### Work required:
Leave out any pictures and transcribe all other data below exactly.

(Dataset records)
++++

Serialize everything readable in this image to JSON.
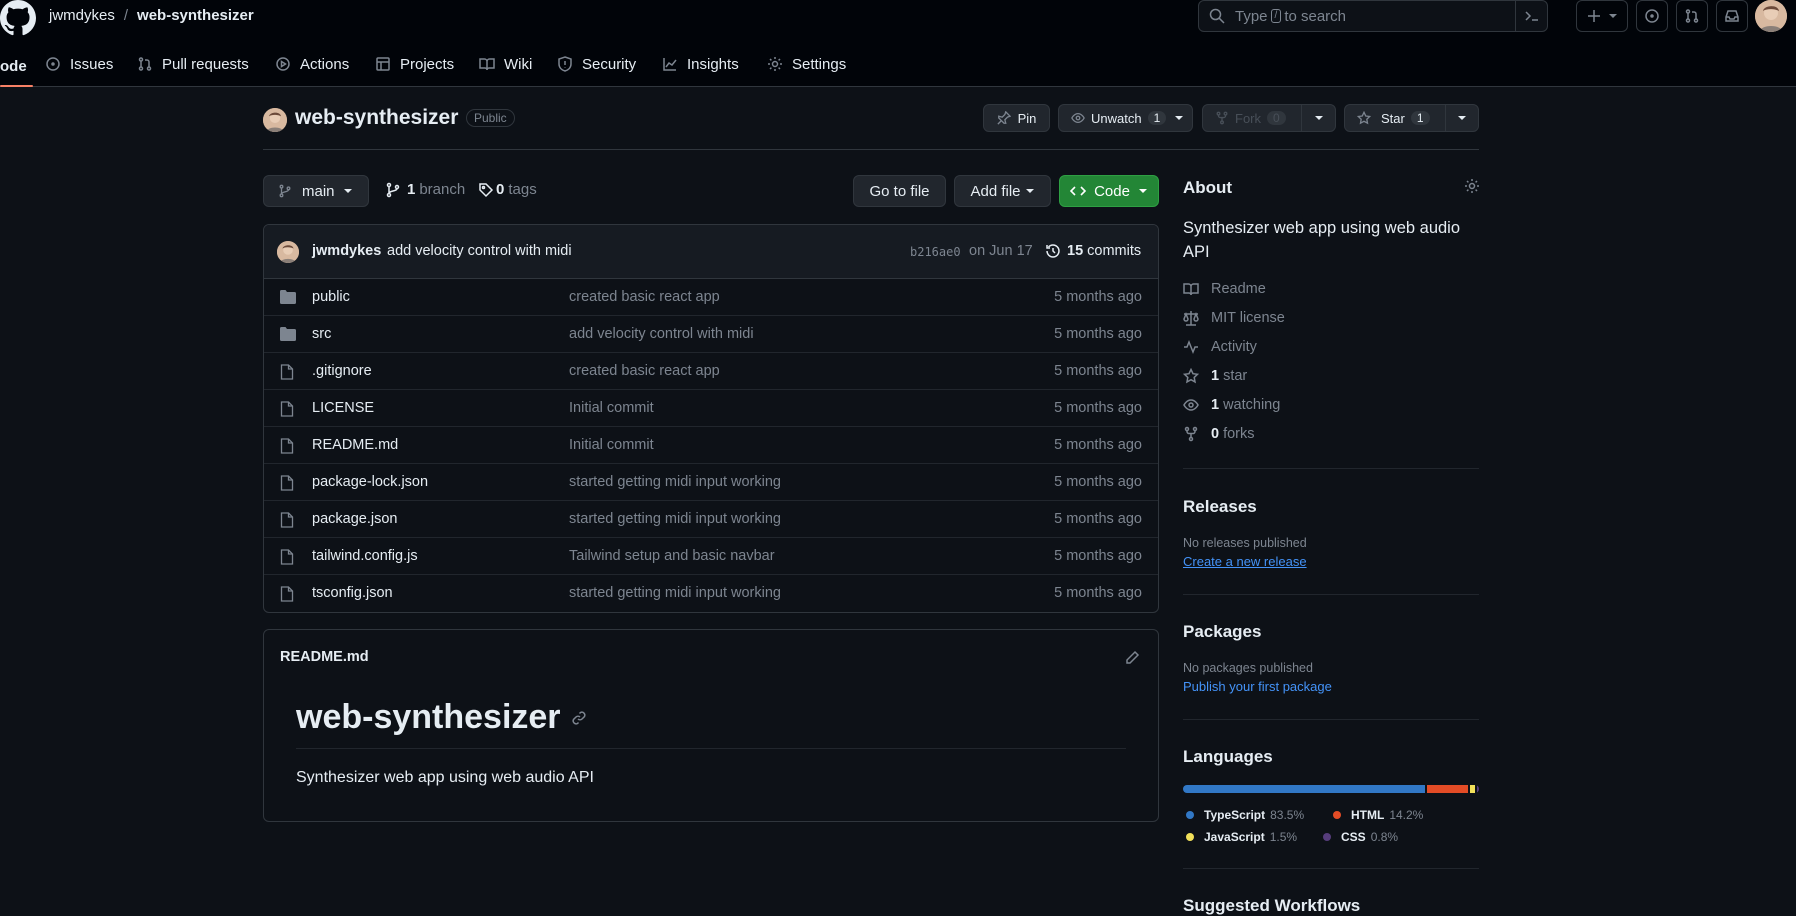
{
  "header": {
    "owner": "jwmdykes",
    "separator": "/",
    "repo": "web-synthesizer",
    "search_placeholder_prefix": "Type",
    "search_placeholder_key": "/",
    "search_placeholder_suffix": "to search"
  },
  "nav": {
    "code": "ode",
    "issues": "Issues",
    "pull_requests": "Pull requests",
    "actions": "Actions",
    "projects": "Projects",
    "wiki": "Wiki",
    "security": "Security",
    "insights": "Insights",
    "settings": "Settings"
  },
  "repo_header": {
    "name": "web-synthesizer",
    "visibility": "Public",
    "pin": "Pin",
    "unwatch": "Unwatch",
    "watch_count": "1",
    "fork": "Fork",
    "fork_count": "0",
    "star": "Star",
    "star_count": "1"
  },
  "toolbar": {
    "branch": "main",
    "branch_count": "1",
    "branch_label": "branch",
    "tag_count": "0",
    "tag_label": "tags",
    "go_to_file": "Go to file",
    "add_file": "Add file",
    "code": "Code"
  },
  "commit": {
    "author": "jwmdykes",
    "message": "add velocity control with midi",
    "sha": "b216ae0",
    "date": "on Jun 17",
    "count": "15",
    "count_label": "commits"
  },
  "files": [
    {
      "name": "public",
      "type": "dir",
      "message": "created basic react app",
      "age": "5 months ago"
    },
    {
      "name": "src",
      "type": "dir",
      "message": "add velocity control with midi",
      "age": "5 months ago"
    },
    {
      "name": ".gitignore",
      "type": "file",
      "message": "created basic react app",
      "age": "5 months ago"
    },
    {
      "name": "LICENSE",
      "type": "file",
      "message": "Initial commit",
      "age": "5 months ago"
    },
    {
      "name": "README.md",
      "type": "file",
      "message": "Initial commit",
      "age": "5 months ago"
    },
    {
      "name": "package-lock.json",
      "type": "file",
      "message": "started getting midi input working",
      "age": "5 months ago"
    },
    {
      "name": "package.json",
      "type": "file",
      "message": "started getting midi input working",
      "age": "5 months ago"
    },
    {
      "name": "tailwind.config.js",
      "type": "file",
      "message": "Tailwind setup and basic navbar",
      "age": "5 months ago"
    },
    {
      "name": "tsconfig.json",
      "type": "file",
      "message": "started getting midi input working",
      "age": "5 months ago"
    }
  ],
  "readme": {
    "filename": "README.md",
    "heading": "web-synthesizer",
    "description": "Synthesizer web app using web audio API"
  },
  "about": {
    "title": "About",
    "description": "Synthesizer web app using web audio API",
    "readme": "Readme",
    "license": "MIT license",
    "activity": "Activity",
    "stars_count": "1",
    "stars_label": "star",
    "watching_count": "1",
    "watching_label": "watching",
    "forks_count": "0",
    "forks_label": "forks"
  },
  "releases": {
    "title": "Releases",
    "none": "No releases published",
    "create": "Create a new release"
  },
  "packages": {
    "title": "Packages",
    "none": "No packages published",
    "publish": "Publish your first package"
  },
  "languages": {
    "title": "Languages",
    "items": [
      {
        "name": "TypeScript",
        "percent": "83.5%",
        "value": 83.5,
        "color": "#3178c6"
      },
      {
        "name": "HTML",
        "percent": "14.2%",
        "value": 14.2,
        "color": "#e34c26"
      },
      {
        "name": "JavaScript",
        "percent": "1.5%",
        "value": 1.5,
        "color": "#f1e05a"
      },
      {
        "name": "CSS",
        "percent": "0.8%",
        "value": 0.8,
        "color": "#563d7c"
      }
    ]
  },
  "workflows": {
    "title": "Suggested Workflows"
  }
}
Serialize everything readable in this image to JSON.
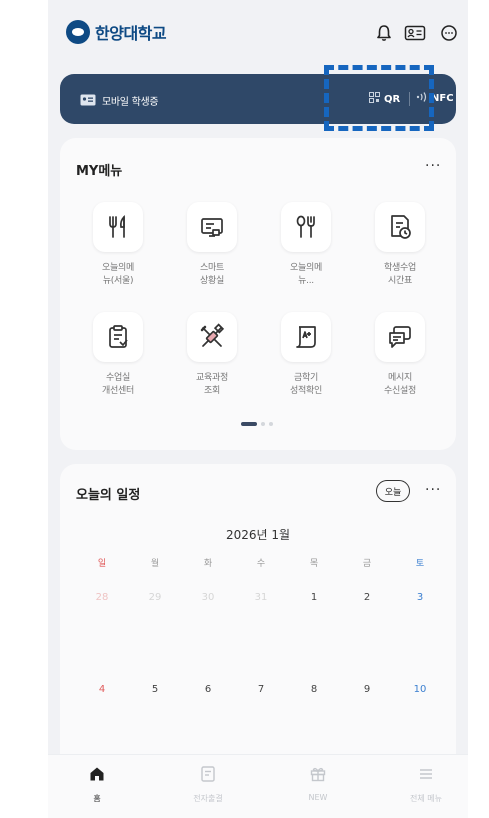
{
  "header": {
    "logo_text": "한양대학교",
    "icons": [
      "bell-icon",
      "id-card-icon",
      "chat-icon"
    ]
  },
  "student_card": {
    "label": "모바일 학생증",
    "qr_label": "QR",
    "nfc_label": "NFC",
    "colors": {
      "background": "#2f4868",
      "highlight": "#1666bf"
    }
  },
  "my_menu": {
    "title": "MY메뉴",
    "more": "···",
    "items": [
      {
        "label": "오늘의메\n뉴(서울)",
        "icon": "fork-knife-icon"
      },
      {
        "label": "스마트\n상황실",
        "icon": "monitor-icon"
      },
      {
        "label": "오늘의메\n뉴...",
        "icon": "spoon-fork-icon"
      },
      {
        "label": "학생수업\n시간표",
        "icon": "timetable-icon"
      },
      {
        "label": "수업실\n개선센터",
        "icon": "clipboard-icon"
      },
      {
        "label": "교육과정\n조회",
        "icon": "tools-icon"
      },
      {
        "label": "금학기\n성적확인",
        "icon": "grade-icon"
      },
      {
        "label": "메시지\n수신설정",
        "icon": "message-icon"
      }
    ],
    "pages": {
      "current": 1,
      "total": 3
    }
  },
  "schedule": {
    "title": "오늘의 일정",
    "today_button": "오늘",
    "more": "···",
    "month": "2026년 1월",
    "weekdays": [
      "일",
      "월",
      "화",
      "수",
      "목",
      "금",
      "토"
    ],
    "weeks": [
      [
        "28",
        "29",
        "30",
        "31",
        "1",
        "2",
        "3"
      ],
      [
        "4",
        "5",
        "6",
        "7",
        "8",
        "9",
        "10"
      ]
    ],
    "colors": {
      "sunday": "#e05a5a",
      "saturday": "#3b7fd0",
      "dim": "#d6d6d6"
    }
  },
  "bottom_nav": {
    "items": [
      {
        "label": "홈",
        "icon": "home-icon",
        "active": true
      },
      {
        "label": "전자출결",
        "icon": "attendance-icon",
        "active": false
      },
      {
        "label": "NEW",
        "icon": "gift-icon",
        "active": false
      },
      {
        "label": "전체 메뉴",
        "icon": "menu-icon",
        "active": false
      }
    ]
  }
}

++++

### Complete output:
Serialize everything readable in this image to JSON.
{
  "header": {
    "owner": "jwmdykes",
    "separator": "/",
    "repo": "web-synthesizer",
    "search_placeholder_prefix": "Type",
    "search_placeholder_key": "/",
    "search_placeholder_suffix": "to search"
  },
  "nav": {
    "code": "ode",
    "issues": "Issues",
    "pull_requests": "Pull requests",
    "actions": "Actions",
    "projects": "Projects",
    "wiki": "Wiki",
    "security": "Security",
    "insights": "Insights",
    "settings": "Settings"
  },
  "repo_header": {
    "name": "web-synthesizer",
    "visibility": "Public",
    "pin": "Pin",
    "unwatch": "Unwatch",
    "watch_count": "1",
    "fork": "Fork",
    "fork_count": "0",
    "star": "Star",
    "star_count": "1"
  },
  "toolbar": {
    "branch": "main",
    "branch_count": "1",
    "branch_label": "branch",
    "tag_count": "0",
    "tag_label": "tags",
    "go_to_file": "Go to file",
    "add_file": "Add file",
    "code": "Code"
  },
  "commit": {
    "author": "jwmdykes",
    "message": "add velocity control with midi",
    "sha": "b216ae0",
    "date": "on Jun 17",
    "count": "15",
    "count_label": "commits"
  },
  "files": [
    {
      "name": "public",
      "type": "dir",
      "message": "created basic react app",
      "age": "5 months ago"
    },
    {
      "name": "src",
      "type": "dir",
      "message": "add velocity control with midi",
      "age": "5 months ago"
    },
    {
      "name": ".gitignore",
      "type": "file",
      "message": "created basic react app",
      "age": "5 months ago"
    },
    {
      "name": "LICENSE",
      "type": "file",
      "message": "Initial commit",
      "age": "5 months ago"
    },
    {
      "name": "README.md",
      "type": "file",
      "message": "Initial commit",
      "age": "5 months ago"
    },
    {
      "name": "package-lock.json",
      "type": "file",
      "message": "started getting midi input working",
      "age": "5 months ago"
    },
    {
      "name": "package.json",
      "type": "file",
      "message": "started getting midi input working",
      "age": "5 months ago"
    },
    {
      "name": "tailwind.config.js",
      "type": "file",
      "message": "Tailwind setup and basic navbar",
      "age": "5 months ago"
    },
    {
      "name": "tsconfig.json",
      "type": "file",
      "message": "started getting midi input working",
      "age": "5 months ago"
    }
  ],
  "readme": {
    "filename": "README.md",
    "heading": "web-synthesizer",
    "description": "Synthesizer web app using web audio API"
  },
  "about": {
    "title": "About",
    "description": "Synthesizer web app using web audio API",
    "readme": "Readme",
    "license": "MIT license",
    "activity": "Activity",
    "stars_count": "1",
    "stars_label": "star",
    "watching_count": "1",
    "watching_label": "watching",
    "forks_count": "0",
    "forks_label": "forks"
  },
  "releases": {
    "title": "Releases",
    "none": "No releases published",
    "create": "Create a new release"
  },
  "packages": {
    "title": "Packages",
    "none": "No packages published",
    "publish": "Publish your first package"
  },
  "languages": {
    "title": "Languages",
    "items": [
      {
        "name": "TypeScript",
        "percent": "83.5%",
        "value": 83.5,
        "color": "#3178c6"
      },
      {
        "name": "HTML",
        "percent": "14.2%",
        "value": 14.2,
        "color": "#e34c26"
      },
      {
        "name": "JavaScript",
        "percent": "1.5%",
        "value": 1.5,
        "color": "#f1e05a"
      },
      {
        "name": "CSS",
        "percent": "0.8%",
        "value": 0.8,
        "color": "#563d7c"
      }
    ]
  },
  "workflows": {
    "title": "Suggested Workflows"
  }
}
Serialize everything readable in this image to JSON.
{
  "header": {
    "logo_text": "한양대학교",
    "icons": [
      "bell-icon",
      "id-card-icon",
      "chat-icon"
    ]
  },
  "student_card": {
    "label": "모바일 학생증",
    "qr_label": "QR",
    "nfc_label": "NFC",
    "colors": {
      "background": "#2f4868",
      "highlight": "#1666bf"
    }
  },
  "my_menu": {
    "title": "MY메뉴",
    "more": "···",
    "items": [
      {
        "label": "오늘의메\n뉴(서울)",
        "icon": "fork-knife-icon"
      },
      {
        "label": "스마트\n상황실",
        "icon": "monitor-icon"
      },
      {
        "label": "오늘의메\n뉴...",
        "icon": "spoon-fork-icon"
      },
      {
        "label": "학생수업\n시간표",
        "icon": "timetable-icon"
      },
      {
        "label": "수업실\n개선센터",
        "icon": "clipboard-icon"
      },
      {
        "label": "교육과정\n조회",
        "icon": "tools-icon"
      },
      {
        "label": "금학기\n성적확인",
        "icon": "grade-icon"
      },
      {
        "label": "메시지\n수신설정",
        "icon": "message-icon"
      }
    ],
    "pages": {
      "current": 1,
      "total": 3
    }
  },
  "schedule": {
    "title": "오늘의 일정",
    "today_button": "오늘",
    "more": "···",
    "month": "2026년 1월",
    "weekdays": [
      "일",
      "월",
      "화",
      "수",
      "목",
      "금",
      "토"
    ],
    "weeks": [
      [
        "28",
        "29",
        "30",
        "31",
        "1",
        "2",
        "3"
      ],
      [
        "4",
        "5",
        "6",
        "7",
        "8",
        "9",
        "10"
      ]
    ],
    "colors": {
      "sunday": "#e05a5a",
      "saturday": "#3b7fd0",
      "dim": "#d6d6d6"
    }
  },
  "bottom_nav": {
    "items": [
      {
        "label": "홈",
        "icon": "home-icon",
        "active": true
      },
      {
        "label": "전자출결",
        "icon": "attendance-icon",
        "active": false
      },
      {
        "label": "NEW",
        "icon": "gift-icon",
        "active": false
      },
      {
        "label": "전체 메뉴",
        "icon": "menu-icon",
        "active": false
      }
    ]
  }
}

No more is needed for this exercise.